DIRECTION -
Return the number of lines holding "value", with nothing added.

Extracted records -
-*-
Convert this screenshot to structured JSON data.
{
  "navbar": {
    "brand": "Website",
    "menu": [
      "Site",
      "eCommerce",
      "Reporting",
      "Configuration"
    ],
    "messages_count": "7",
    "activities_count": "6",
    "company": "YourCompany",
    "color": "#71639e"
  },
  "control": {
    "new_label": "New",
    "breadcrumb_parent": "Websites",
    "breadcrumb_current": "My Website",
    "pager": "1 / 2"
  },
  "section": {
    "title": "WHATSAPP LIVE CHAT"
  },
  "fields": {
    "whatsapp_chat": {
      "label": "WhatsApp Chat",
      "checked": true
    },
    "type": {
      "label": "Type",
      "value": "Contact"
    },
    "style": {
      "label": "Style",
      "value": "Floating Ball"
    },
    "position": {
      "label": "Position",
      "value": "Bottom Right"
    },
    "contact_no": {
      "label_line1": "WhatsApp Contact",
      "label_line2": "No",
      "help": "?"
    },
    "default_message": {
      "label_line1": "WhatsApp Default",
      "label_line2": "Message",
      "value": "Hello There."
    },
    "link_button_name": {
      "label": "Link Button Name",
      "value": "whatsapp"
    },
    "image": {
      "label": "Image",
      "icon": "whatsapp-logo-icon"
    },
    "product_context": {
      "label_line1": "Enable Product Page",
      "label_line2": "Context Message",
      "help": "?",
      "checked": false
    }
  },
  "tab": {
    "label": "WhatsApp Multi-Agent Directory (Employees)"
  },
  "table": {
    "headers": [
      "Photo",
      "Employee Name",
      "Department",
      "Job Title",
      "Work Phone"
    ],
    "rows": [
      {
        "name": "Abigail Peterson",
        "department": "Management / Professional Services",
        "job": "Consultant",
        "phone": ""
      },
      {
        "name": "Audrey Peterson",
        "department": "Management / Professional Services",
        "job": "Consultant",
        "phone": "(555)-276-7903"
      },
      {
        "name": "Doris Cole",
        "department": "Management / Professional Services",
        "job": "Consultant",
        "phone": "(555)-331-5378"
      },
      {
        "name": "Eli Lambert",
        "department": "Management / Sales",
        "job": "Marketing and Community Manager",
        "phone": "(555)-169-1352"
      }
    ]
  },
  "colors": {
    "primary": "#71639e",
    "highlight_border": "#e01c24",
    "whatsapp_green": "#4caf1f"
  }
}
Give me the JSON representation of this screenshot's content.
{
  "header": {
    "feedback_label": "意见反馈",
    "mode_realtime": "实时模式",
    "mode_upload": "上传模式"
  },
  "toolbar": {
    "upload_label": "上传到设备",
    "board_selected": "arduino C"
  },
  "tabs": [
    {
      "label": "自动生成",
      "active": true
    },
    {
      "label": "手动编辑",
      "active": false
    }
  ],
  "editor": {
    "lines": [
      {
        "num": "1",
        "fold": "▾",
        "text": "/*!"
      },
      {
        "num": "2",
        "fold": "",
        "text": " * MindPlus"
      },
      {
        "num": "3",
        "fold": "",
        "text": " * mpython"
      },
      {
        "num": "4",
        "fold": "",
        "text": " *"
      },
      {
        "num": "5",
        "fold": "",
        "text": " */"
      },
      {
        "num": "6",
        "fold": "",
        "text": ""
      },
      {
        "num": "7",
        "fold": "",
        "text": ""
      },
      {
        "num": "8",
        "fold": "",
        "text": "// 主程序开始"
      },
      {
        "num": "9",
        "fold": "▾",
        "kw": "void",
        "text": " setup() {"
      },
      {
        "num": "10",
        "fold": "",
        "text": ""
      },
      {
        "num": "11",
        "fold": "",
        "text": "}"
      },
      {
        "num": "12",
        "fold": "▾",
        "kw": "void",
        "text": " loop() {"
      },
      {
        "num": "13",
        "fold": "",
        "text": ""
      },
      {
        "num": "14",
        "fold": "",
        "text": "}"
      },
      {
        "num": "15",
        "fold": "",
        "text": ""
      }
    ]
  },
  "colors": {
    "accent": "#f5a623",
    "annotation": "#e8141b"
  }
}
-*-
ANSWER BELOW -
5